>> Start Material provided
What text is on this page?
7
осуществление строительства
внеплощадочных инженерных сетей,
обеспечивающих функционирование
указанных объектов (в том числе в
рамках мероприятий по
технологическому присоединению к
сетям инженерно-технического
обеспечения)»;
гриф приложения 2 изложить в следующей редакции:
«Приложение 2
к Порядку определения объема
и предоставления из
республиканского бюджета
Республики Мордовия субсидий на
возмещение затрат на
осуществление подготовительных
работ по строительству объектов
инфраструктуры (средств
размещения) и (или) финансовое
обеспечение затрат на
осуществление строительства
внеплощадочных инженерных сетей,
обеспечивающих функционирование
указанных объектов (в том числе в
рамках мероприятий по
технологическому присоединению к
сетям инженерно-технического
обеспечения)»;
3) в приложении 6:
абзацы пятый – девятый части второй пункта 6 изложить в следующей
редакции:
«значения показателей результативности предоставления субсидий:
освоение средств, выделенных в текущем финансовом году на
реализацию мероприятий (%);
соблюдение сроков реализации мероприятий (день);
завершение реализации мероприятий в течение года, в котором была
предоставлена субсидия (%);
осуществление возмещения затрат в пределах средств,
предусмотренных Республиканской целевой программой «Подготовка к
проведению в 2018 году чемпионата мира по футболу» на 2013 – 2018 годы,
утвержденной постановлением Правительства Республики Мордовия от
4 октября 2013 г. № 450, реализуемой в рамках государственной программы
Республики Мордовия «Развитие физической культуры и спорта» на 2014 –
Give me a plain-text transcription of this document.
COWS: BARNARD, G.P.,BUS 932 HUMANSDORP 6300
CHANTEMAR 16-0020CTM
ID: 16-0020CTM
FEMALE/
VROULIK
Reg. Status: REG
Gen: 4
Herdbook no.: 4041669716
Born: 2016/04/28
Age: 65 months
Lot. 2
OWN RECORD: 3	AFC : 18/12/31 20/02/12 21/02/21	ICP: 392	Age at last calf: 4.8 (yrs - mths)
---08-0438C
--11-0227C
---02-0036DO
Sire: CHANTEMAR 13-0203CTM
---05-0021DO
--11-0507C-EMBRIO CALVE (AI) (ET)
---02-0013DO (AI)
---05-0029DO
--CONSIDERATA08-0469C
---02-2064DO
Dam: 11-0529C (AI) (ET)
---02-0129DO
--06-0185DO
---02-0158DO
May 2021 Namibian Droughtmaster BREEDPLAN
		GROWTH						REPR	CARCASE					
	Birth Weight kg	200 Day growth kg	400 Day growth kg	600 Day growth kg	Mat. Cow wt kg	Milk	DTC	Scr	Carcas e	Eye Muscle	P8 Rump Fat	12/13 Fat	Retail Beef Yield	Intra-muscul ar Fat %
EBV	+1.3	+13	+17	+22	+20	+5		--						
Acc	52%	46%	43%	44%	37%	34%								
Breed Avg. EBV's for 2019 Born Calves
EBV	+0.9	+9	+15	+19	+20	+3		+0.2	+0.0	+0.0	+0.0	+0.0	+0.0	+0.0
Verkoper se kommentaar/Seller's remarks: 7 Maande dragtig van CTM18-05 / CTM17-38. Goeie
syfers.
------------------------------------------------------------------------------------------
>> End Material provided
▶ **The request**:
Write out all the lines again, exactly as they are.

▶ **Exercise solution**:
What text is on this page?
7
осуществление строительства
внеплощадочных инженерных сетей,
обеспечивающих функционирование
указанных объектов (в том числе в
рамках мероприятий по
технологическому присоединению к
сетям инженерно-технического
обеспечения)»;
гриф приложения 2 изложить в следующей редакции:
«Приложение 2
к Порядку определения объема
и предоставления из
республиканского бюджета
Республики Мордовия субсидий на
возмещение затрат на
осуществление подготовительных
работ по строительству объектов
инфраструктуры (средств
размещения) и (или) финансовое
обеспечение затрат на
осуществление строительства
внеплощадочных инженерных сетей,
обеспечивающих функционирование
указанных объектов (в том числе в
рамках мероприятий по
технологическому присоединению к
сетям инженерно-технического
обеспечения)»;
3) в приложении 6:
абзацы пятый – девятый части второй пункта 6 изложить в следующей
редакции:
«значения показателей результативности предоставления субсидий:
освоение средств, выделенных в текущем финансовом году на
реализацию мероприятий (%);
соблюдение сроков реализации мероприятий (день);
завершение реализации мероприятий в течение года, в котором была
предоставлена субсидия (%);
осуществление возмещения затрат в пределах средств,
предусмотренных Республиканской целевой программой «Подготовка к
проведению в 2018 году чемпионата мира по футболу» на 2013 – 2018 годы,
утвержденной постановлением Правительства Республики Мордовия от
4 октября 2013 г. № 450, реализуемой в рамках государственной программы
Республики Мордовия «Развитие физической культуры и спорта» на 2014 –
Give me a plain-text transcription of this document.
COWS: BARNARD, G.P.,BUS 932 HUMANSDORP 6300
CHANTEMAR 16-0020CTM
ID: 16-0020CTM
FEMALE/
VROULIK
Reg. Status: REG
Gen: 4
Herdbook no.: 4041669716
Born: 2016/04/28
Age: 65 months
Lot. 2
OWN RECORD: 3	AFC : 18/12/31 20/02/12 21/02/21	ICP: 392	Age at last calf: 4.8 (yrs - mths)
---08-0438C
--11-0227C
---02-0036DO
Sire: CHANTEMAR 13-0203CTM
---05-0021DO
--11-0507C-EMBRIO CALVE (AI) (ET)
---02-0013DO (AI)
---05-0029DO
--CONSIDERATA08-0469C
---02-2064DO
Dam: 11-0529C (AI) (ET)
---02-0129DO
--06-0185DO
---02-0158DO
May 2021 Namibian Droughtmaster BREEDPLAN
		GROWTH						REPR	CARCASE					
	Birth Weight kg	200 Day growth kg	400 Day growth kg	600 Day growth kg	Mat. Cow wt kg	Milk	DTC	Scr	Carcas e	Eye Muscle	P8 Rump Fat	12/13 Fat	Retail Beef Yield	Intra-muscul ar Fat %
EBV	+1.3	+13	+17	+22	+20	+5		--						
Acc	52%	46%	43%	44%	37%	34%								
Breed Avg. EBV's for 2019 Born Calves
EBV	+0.9	+9	+15	+19	+20	+3		+0.2	+0.0	+0.0	+0.0	+0.0	+0.0	+0.0
Verkoper se kommentaar/Seller's remarks: 7 Maande dragtig van CTM18-05 / CTM17-38. Goeie
syfers.
------------------------------------------------------------------------------------------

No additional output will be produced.